**STATED GOAL**
Omit any picture, and return the remaining data exactly as written.
— start of DATASET EXCERPTS —
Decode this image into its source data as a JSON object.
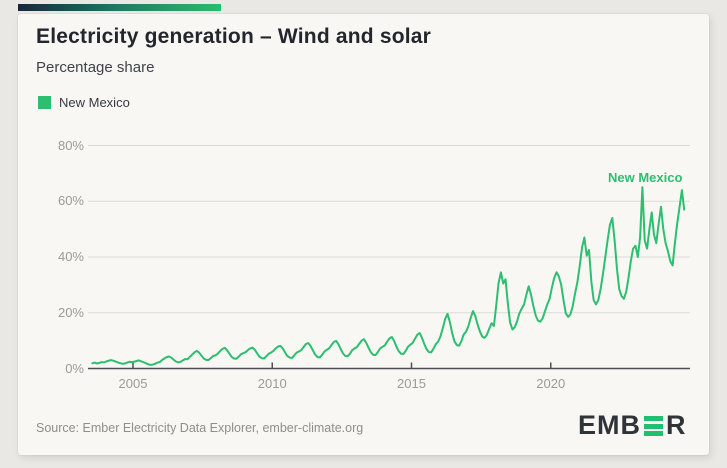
{
  "page": {
    "background_color": "#eae8e5",
    "card_background_color": "#f8f7f4"
  },
  "accent_bar": {
    "gradient_start_color": "#15273e",
    "gradient_end_color": "#2abd6e"
  },
  "header": {
    "title": "Electricity generation – Wind and solar",
    "subtitle": "Percentage share"
  },
  "legend": {
    "items": [
      {
        "label": "New Mexico",
        "color": "#2dbe70"
      }
    ]
  },
  "chart_data": {
    "type": "line",
    "title": "Electricity generation – Wind and solar",
    "subtitle": "Percentage share",
    "grid": "horizontal",
    "legend_position": "top-left",
    "x_axis": {
      "tick_labels": [
        "2005",
        "2010",
        "2015",
        "2020"
      ],
      "tick_years": [
        2005,
        2010,
        2015,
        2020
      ],
      "range_years": [
        2003.4,
        2025.0
      ]
    },
    "y_axis": {
      "tick_labels": [
        "0%",
        "20%",
        "40%",
        "60%",
        "80%"
      ],
      "tick_values": [
        0,
        20,
        40,
        60,
        80
      ],
      "range": [
        0,
        80
      ],
      "unit": "%"
    },
    "annotations": [
      {
        "text": "New Mexico",
        "color": "#2dbe70"
      }
    ],
    "series": [
      {
        "name": "New Mexico",
        "color": "#2dbe70",
        "unit": "%",
        "frequency": "monthly",
        "start_year": 2003,
        "start_month": 7,
        "values": [
          1.9,
          2.1,
          1.8,
          2.0,
          2.3,
          2.2,
          2.5,
          2.8,
          3.0,
          2.8,
          2.5,
          2.2,
          1.9,
          1.7,
          1.8,
          2.1,
          2.4,
          2.3,
          2.4,
          2.7,
          2.9,
          2.6,
          2.3,
          1.9,
          1.5,
          1.3,
          1.4,
          1.7,
          2.1,
          2.3,
          3.0,
          3.6,
          4.1,
          4.3,
          3.9,
          3.2,
          2.5,
          2.2,
          2.4,
          2.9,
          3.4,
          3.3,
          4.2,
          5.0,
          5.8,
          6.3,
          5.7,
          4.6,
          3.6,
          3.1,
          3.0,
          3.7,
          4.5,
          4.7,
          5.3,
          6.2,
          7.0,
          7.4,
          6.6,
          5.4,
          4.2,
          3.6,
          3.5,
          4.2,
          5.1,
          5.5,
          5.9,
          6.6,
          7.2,
          7.5,
          6.7,
          5.4,
          4.2,
          3.7,
          3.6,
          4.4,
          5.3,
          5.7,
          6.3,
          7.2,
          7.9,
          8.1,
          7.2,
          5.8,
          4.5,
          3.9,
          3.8,
          4.7,
          5.7,
          6.1,
          6.6,
          7.7,
          8.8,
          9.1,
          8.1,
          6.5,
          5.0,
          4.1,
          4.0,
          4.9,
          6.1,
          6.7,
          7.2,
          8.4,
          9.5,
          9.9,
          8.7,
          7.0,
          5.4,
          4.5,
          4.4,
          5.3,
          6.6,
          7.2,
          7.7,
          8.9,
          10.0,
          10.5,
          9.3,
          7.4,
          5.8,
          4.9,
          4.8,
          5.9,
          7.2,
          7.8,
          8.3,
          9.6,
          10.8,
          11.3,
          9.9,
          7.9,
          6.2,
          5.3,
          5.2,
          6.3,
          7.8,
          8.5,
          9.2,
          10.7,
          12.1,
          12.7,
          11.1,
          8.8,
          6.9,
          5.9,
          5.8,
          7.1,
          8.8,
          9.7,
          11.5,
          14.5,
          17.8,
          19.6,
          16.8,
          12.8,
          9.8,
          8.4,
          8.2,
          9.8,
          12.2,
          13.2,
          15.2,
          18.2,
          20.6,
          18.8,
          15.8,
          13.2,
          11.4,
          11.0,
          12.1,
          14.2,
          16.2,
          15.3,
          22.5,
          30.5,
          34.5,
          30.5,
          32.0,
          23.5,
          16.5,
          14.0,
          14.8,
          17.0,
          19.8,
          21.5,
          23.0,
          26.5,
          29.5,
          26.5,
          22.5,
          19.0,
          17.2,
          16.8,
          18.0,
          20.5,
          23.0,
          25.0,
          29.0,
          32.5,
          34.5,
          33.0,
          30.0,
          24.5,
          19.8,
          18.5,
          19.5,
          22.5,
          27.0,
          31.0,
          37.0,
          43.5,
          47.0,
          40.5,
          42.5,
          31.0,
          24.5,
          23.0,
          24.5,
          28.5,
          34.0,
          40.0,
          46.0,
          51.5,
          54.0,
          46.0,
          36.0,
          28.5,
          26.0,
          25.0,
          27.5,
          32.5,
          38.5,
          43.0,
          44.0,
          40.0,
          47.0,
          65.0,
          46.0,
          43.0,
          50.0,
          56.0,
          48.0,
          45.0,
          52.0,
          58.0,
          50.0,
          45.0,
          42.0,
          38.5,
          37.0,
          45.0,
          52.0,
          58.0,
          64.0,
          57.0
        ]
      }
    ]
  },
  "footer": {
    "source": "Source: Ember Electricity Data Explorer, ember-climate.org",
    "logo": {
      "part1": "EMB",
      "part2": "R",
      "bars_color": "#1fc06f",
      "text_color": "#2f3438"
    }
  }
}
— end of DATASET EXCERPTS —
**ANSWER TO THIS EXERCISE**
Decode this image into its source data as a JSON object.
{
  "page": {
    "background_color": "#eae8e5",
    "card_background_color": "#f8f7f4"
  },
  "accent_bar": {
    "gradient_start_color": "#15273e",
    "gradient_end_color": "#2abd6e"
  },
  "header": {
    "title": "Electricity generation – Wind and solar",
    "subtitle": "Percentage share"
  },
  "legend": {
    "items": [
      {
        "label": "New Mexico",
        "color": "#2dbe70"
      }
    ]
  },
  "chart_data": {
    "type": "line",
    "title": "Electricity generation – Wind and solar",
    "subtitle": "Percentage share",
    "grid": "horizontal",
    "legend_position": "top-left",
    "x_axis": {
      "tick_labels": [
        "2005",
        "2010",
        "2015",
        "2020"
      ],
      "tick_years": [
        2005,
        2010,
        2015,
        2020
      ],
      "range_years": [
        2003.4,
        2025.0
      ]
    },
    "y_axis": {
      "tick_labels": [
        "0%",
        "20%",
        "40%",
        "60%",
        "80%"
      ],
      "tick_values": [
        0,
        20,
        40,
        60,
        80
      ],
      "range": [
        0,
        80
      ],
      "unit": "%"
    },
    "annotations": [
      {
        "text": "New Mexico",
        "color": "#2dbe70"
      }
    ],
    "series": [
      {
        "name": "New Mexico",
        "color": "#2dbe70",
        "unit": "%",
        "frequency": "monthly",
        "start_year": 2003,
        "start_month": 7,
        "values": [
          1.9,
          2.1,
          1.8,
          2.0,
          2.3,
          2.2,
          2.5,
          2.8,
          3.0,
          2.8,
          2.5,
          2.2,
          1.9,
          1.7,
          1.8,
          2.1,
          2.4,
          2.3,
          2.4,
          2.7,
          2.9,
          2.6,
          2.3,
          1.9,
          1.5,
          1.3,
          1.4,
          1.7,
          2.1,
          2.3,
          3.0,
          3.6,
          4.1,
          4.3,
          3.9,
          3.2,
          2.5,
          2.2,
          2.4,
          2.9,
          3.4,
          3.3,
          4.2,
          5.0,
          5.8,
          6.3,
          5.7,
          4.6,
          3.6,
          3.1,
          3.0,
          3.7,
          4.5,
          4.7,
          5.3,
          6.2,
          7.0,
          7.4,
          6.6,
          5.4,
          4.2,
          3.6,
          3.5,
          4.2,
          5.1,
          5.5,
          5.9,
          6.6,
          7.2,
          7.5,
          6.7,
          5.4,
          4.2,
          3.7,
          3.6,
          4.4,
          5.3,
          5.7,
          6.3,
          7.2,
          7.9,
          8.1,
          7.2,
          5.8,
          4.5,
          3.9,
          3.8,
          4.7,
          5.7,
          6.1,
          6.6,
          7.7,
          8.8,
          9.1,
          8.1,
          6.5,
          5.0,
          4.1,
          4.0,
          4.9,
          6.1,
          6.7,
          7.2,
          8.4,
          9.5,
          9.9,
          8.7,
          7.0,
          5.4,
          4.5,
          4.4,
          5.3,
          6.6,
          7.2,
          7.7,
          8.9,
          10.0,
          10.5,
          9.3,
          7.4,
          5.8,
          4.9,
          4.8,
          5.9,
          7.2,
          7.8,
          8.3,
          9.6,
          10.8,
          11.3,
          9.9,
          7.9,
          6.2,
          5.3,
          5.2,
          6.3,
          7.8,
          8.5,
          9.2,
          10.7,
          12.1,
          12.7,
          11.1,
          8.8,
          6.9,
          5.9,
          5.8,
          7.1,
          8.8,
          9.7,
          11.5,
          14.5,
          17.8,
          19.6,
          16.8,
          12.8,
          9.8,
          8.4,
          8.2,
          9.8,
          12.2,
          13.2,
          15.2,
          18.2,
          20.6,
          18.8,
          15.8,
          13.2,
          11.4,
          11.0,
          12.1,
          14.2,
          16.2,
          15.3,
          22.5,
          30.5,
          34.5,
          30.5,
          32.0,
          23.5,
          16.5,
          14.0,
          14.8,
          17.0,
          19.8,
          21.5,
          23.0,
          26.5,
          29.5,
          26.5,
          22.5,
          19.0,
          17.2,
          16.8,
          18.0,
          20.5,
          23.0,
          25.0,
          29.0,
          32.5,
          34.5,
          33.0,
          30.0,
          24.5,
          19.8,
          18.5,
          19.5,
          22.5,
          27.0,
          31.0,
          37.0,
          43.5,
          47.0,
          40.5,
          42.5,
          31.0,
          24.5,
          23.0,
          24.5,
          28.5,
          34.0,
          40.0,
          46.0,
          51.5,
          54.0,
          46.0,
          36.0,
          28.5,
          26.0,
          25.0,
          27.5,
          32.5,
          38.5,
          43.0,
          44.0,
          40.0,
          47.0,
          65.0,
          46.0,
          43.0,
          50.0,
          56.0,
          48.0,
          45.0,
          52.0,
          58.0,
          50.0,
          45.0,
          42.0,
          38.5,
          37.0,
          45.0,
          52.0,
          58.0,
          64.0,
          57.0
        ]
      }
    ]
  },
  "footer": {
    "source": "Source: Ember Electricity Data Explorer, ember-climate.org",
    "logo": {
      "part1": "EMB",
      "part2": "R",
      "bars_color": "#1fc06f",
      "text_color": "#2f3438"
    }
  }
}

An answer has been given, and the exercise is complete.